*Written exercise:*
Write out every record below exactly as it appears.

___ Given records ___

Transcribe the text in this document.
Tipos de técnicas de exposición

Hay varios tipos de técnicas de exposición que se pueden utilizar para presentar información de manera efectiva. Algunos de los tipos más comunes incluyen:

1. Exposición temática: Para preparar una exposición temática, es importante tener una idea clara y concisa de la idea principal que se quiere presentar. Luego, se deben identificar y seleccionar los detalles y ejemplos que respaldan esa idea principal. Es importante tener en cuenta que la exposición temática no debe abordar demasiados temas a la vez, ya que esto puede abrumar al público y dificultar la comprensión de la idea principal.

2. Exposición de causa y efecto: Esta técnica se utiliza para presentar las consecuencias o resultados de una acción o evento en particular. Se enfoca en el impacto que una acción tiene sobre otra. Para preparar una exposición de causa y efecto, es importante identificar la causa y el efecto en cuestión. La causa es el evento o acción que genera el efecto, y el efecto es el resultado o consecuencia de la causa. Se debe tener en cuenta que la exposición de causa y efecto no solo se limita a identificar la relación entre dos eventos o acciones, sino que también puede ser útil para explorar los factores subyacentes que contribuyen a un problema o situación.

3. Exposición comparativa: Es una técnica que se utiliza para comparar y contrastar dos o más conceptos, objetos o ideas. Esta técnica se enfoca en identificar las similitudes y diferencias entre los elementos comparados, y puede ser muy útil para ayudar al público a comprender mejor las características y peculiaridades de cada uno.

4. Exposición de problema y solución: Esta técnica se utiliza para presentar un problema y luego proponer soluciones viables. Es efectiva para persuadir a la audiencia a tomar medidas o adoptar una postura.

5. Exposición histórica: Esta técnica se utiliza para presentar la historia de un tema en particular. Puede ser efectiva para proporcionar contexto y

___

*Solution to the exercise:*
Transcribe the text in this document.
Tipos de técnicas de exposición

Hay varios tipos de técnicas de exposición que se pueden utilizar para presentar información de manera efectiva. Algunos de los tipos más comunes incluyen:

1. Exposición temática: Para preparar una exposición temática, es importante tener una idea clara y concisa de la idea principal que se quiere presentar. Luego, se deben identificar y seleccionar los detalles y ejemplos que respaldan esa idea principal. Es importante tener en cuenta que la exposición temática no debe abordar demasiados temas a la vez, ya que esto puede abrumar al público y dificultar la comprensión de la idea principal.

2. Exposición de causa y efecto: Esta técnica se utiliza para presentar las consecuencias o resultados de una acción o evento en particular. Se enfoca en el impacto que una acción tiene sobre otra. Para preparar una exposición de causa y efecto, es importante identificar la causa y el efecto en cuestión. La causa es el evento o acción que genera el efecto, y el efecto es el resultado o consecuencia de la causa. Se debe tener en cuenta que la exposición de causa y efecto no solo se limita a identificar la relación entre dos eventos o acciones, sino que también puede ser útil para explorar los factores subyacentes que contribuyen a un problema o situación.

3. Exposición comparativa: Es una técnica que se utiliza para comparar y contrastar dos o más conceptos, objetos o ideas. Esta técnica se enfoca en identificar las similitudes y diferencias entre los elementos comparados, y puede ser muy útil para ayudar al público a comprender mejor las características y peculiaridades de cada uno.

4. Exposición de problema y solución: Esta técnica se utiliza para presentar un problema y luego proponer soluciones viables. Es efectiva para persuadir a la audiencia a tomar medidas o adoptar una postura.

5. Exposición histórica: Esta técnica se utiliza para presentar la historia de un tema en particular. Puede ser efectiva para proporcionar contexto y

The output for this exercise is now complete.